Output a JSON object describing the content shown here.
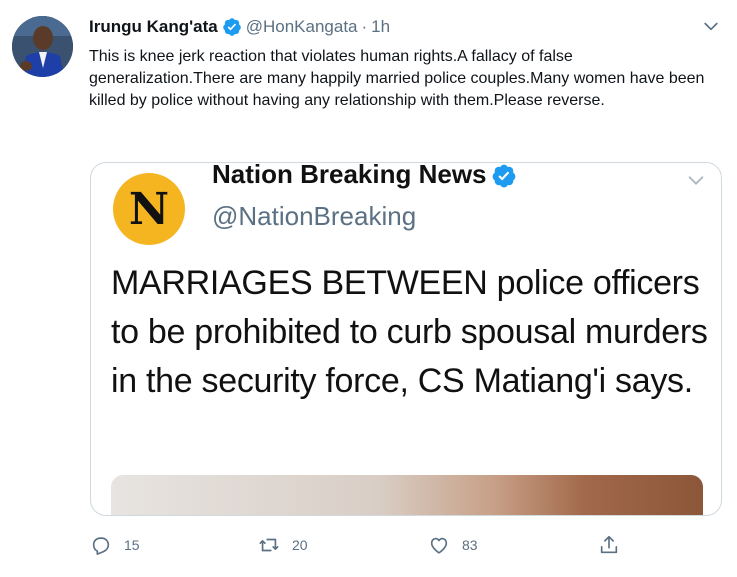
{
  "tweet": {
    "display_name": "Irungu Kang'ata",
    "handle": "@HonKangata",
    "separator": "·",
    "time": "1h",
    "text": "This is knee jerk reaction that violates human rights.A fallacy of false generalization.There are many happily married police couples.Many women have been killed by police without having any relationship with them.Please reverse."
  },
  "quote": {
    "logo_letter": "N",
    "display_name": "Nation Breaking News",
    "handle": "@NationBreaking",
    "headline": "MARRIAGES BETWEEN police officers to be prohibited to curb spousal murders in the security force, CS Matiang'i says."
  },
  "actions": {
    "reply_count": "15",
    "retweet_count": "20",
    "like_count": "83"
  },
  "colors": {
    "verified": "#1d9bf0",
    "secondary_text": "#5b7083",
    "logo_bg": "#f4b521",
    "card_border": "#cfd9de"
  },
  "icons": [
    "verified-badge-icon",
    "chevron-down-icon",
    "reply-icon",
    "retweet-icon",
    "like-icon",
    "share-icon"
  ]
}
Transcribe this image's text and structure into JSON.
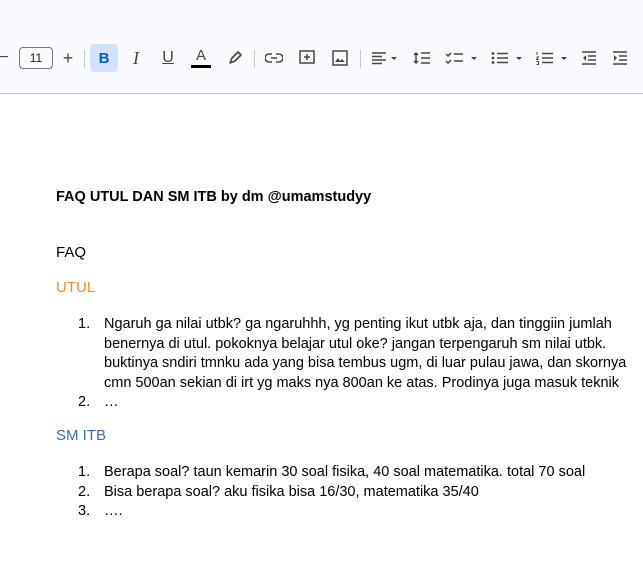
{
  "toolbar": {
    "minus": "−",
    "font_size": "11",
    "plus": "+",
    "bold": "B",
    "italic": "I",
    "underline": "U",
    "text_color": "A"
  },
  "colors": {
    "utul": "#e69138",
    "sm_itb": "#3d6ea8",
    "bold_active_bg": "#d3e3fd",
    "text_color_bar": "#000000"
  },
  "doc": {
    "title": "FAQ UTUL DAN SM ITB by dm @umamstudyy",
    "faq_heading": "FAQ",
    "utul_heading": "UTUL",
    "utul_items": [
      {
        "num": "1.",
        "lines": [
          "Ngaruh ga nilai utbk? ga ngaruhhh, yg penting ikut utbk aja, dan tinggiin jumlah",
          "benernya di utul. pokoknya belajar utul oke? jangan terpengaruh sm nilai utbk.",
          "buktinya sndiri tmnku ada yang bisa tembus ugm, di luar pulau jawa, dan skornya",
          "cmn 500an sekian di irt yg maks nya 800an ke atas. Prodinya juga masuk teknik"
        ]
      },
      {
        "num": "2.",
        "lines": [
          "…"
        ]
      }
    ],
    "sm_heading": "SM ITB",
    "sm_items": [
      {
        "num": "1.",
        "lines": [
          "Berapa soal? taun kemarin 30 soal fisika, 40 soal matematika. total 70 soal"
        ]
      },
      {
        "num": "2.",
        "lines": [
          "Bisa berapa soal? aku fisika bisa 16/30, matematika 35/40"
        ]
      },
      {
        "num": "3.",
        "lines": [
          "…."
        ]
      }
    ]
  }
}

--

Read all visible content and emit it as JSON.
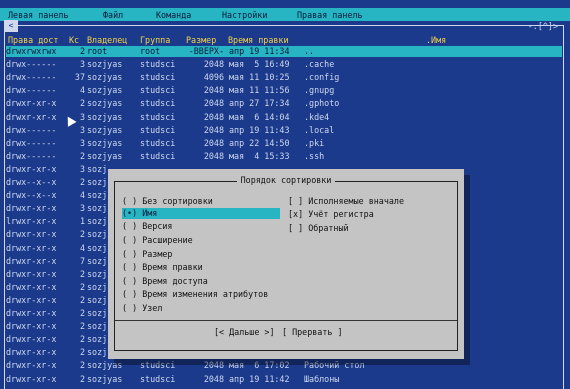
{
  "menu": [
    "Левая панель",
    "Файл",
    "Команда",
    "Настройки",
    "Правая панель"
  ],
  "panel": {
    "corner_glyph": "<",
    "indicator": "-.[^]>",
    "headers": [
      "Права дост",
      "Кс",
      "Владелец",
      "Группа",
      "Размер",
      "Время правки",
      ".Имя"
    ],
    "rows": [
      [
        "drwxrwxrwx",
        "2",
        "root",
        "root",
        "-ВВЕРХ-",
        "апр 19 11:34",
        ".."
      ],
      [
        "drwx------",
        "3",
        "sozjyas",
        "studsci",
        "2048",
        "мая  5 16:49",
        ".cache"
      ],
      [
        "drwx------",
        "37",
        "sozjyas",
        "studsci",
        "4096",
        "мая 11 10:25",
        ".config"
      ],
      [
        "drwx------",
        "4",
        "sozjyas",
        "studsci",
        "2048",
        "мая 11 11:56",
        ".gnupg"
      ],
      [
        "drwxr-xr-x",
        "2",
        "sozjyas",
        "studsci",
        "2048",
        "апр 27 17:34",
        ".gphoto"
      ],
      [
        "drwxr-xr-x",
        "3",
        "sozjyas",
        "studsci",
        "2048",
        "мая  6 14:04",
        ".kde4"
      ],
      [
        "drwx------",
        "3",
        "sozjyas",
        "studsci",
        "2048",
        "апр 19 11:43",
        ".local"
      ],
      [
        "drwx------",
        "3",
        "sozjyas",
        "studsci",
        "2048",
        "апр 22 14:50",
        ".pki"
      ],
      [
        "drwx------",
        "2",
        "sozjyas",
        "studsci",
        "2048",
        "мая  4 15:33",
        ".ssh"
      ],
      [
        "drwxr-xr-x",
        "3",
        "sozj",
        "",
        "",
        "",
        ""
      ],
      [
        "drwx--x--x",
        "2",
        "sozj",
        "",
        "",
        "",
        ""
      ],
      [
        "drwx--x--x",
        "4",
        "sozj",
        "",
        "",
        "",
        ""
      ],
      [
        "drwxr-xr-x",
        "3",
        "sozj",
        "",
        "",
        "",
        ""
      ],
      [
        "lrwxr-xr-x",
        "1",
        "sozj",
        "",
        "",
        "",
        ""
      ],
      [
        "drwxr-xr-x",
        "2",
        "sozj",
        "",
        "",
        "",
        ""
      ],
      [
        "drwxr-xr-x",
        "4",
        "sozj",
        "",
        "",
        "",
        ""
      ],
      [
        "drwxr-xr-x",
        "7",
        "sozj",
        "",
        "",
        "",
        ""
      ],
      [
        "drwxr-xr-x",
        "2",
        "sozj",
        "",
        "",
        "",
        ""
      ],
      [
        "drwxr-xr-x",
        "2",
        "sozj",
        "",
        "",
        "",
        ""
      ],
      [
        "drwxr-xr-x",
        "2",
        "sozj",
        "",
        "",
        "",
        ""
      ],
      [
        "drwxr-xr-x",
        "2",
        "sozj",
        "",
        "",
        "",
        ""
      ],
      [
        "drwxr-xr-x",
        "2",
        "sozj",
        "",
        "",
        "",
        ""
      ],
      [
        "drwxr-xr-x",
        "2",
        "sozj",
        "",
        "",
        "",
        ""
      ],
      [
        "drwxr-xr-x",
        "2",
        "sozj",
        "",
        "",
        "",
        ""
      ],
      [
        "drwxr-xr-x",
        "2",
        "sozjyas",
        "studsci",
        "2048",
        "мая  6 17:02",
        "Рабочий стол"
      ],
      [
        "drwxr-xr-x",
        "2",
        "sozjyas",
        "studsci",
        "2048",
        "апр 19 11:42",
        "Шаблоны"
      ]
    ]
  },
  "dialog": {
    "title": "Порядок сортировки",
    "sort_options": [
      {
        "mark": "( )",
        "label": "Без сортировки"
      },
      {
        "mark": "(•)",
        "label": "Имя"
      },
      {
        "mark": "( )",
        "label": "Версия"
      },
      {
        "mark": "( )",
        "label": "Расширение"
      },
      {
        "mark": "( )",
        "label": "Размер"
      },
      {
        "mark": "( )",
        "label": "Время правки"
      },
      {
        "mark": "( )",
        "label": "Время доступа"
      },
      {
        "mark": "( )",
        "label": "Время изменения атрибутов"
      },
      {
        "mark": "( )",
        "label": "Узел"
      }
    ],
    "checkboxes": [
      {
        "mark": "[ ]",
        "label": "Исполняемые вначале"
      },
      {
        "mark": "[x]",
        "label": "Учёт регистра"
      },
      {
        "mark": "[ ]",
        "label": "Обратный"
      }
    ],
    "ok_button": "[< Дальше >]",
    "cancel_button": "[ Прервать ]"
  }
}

- SET TASK: Find the word "title" in the records and pull out each line that has it.

- EXERCISE SOLUTION:
    "title": "FAQ UTUL DAN SM ITB by dm @umamstudyy",
    "title": "Порядок сортировки",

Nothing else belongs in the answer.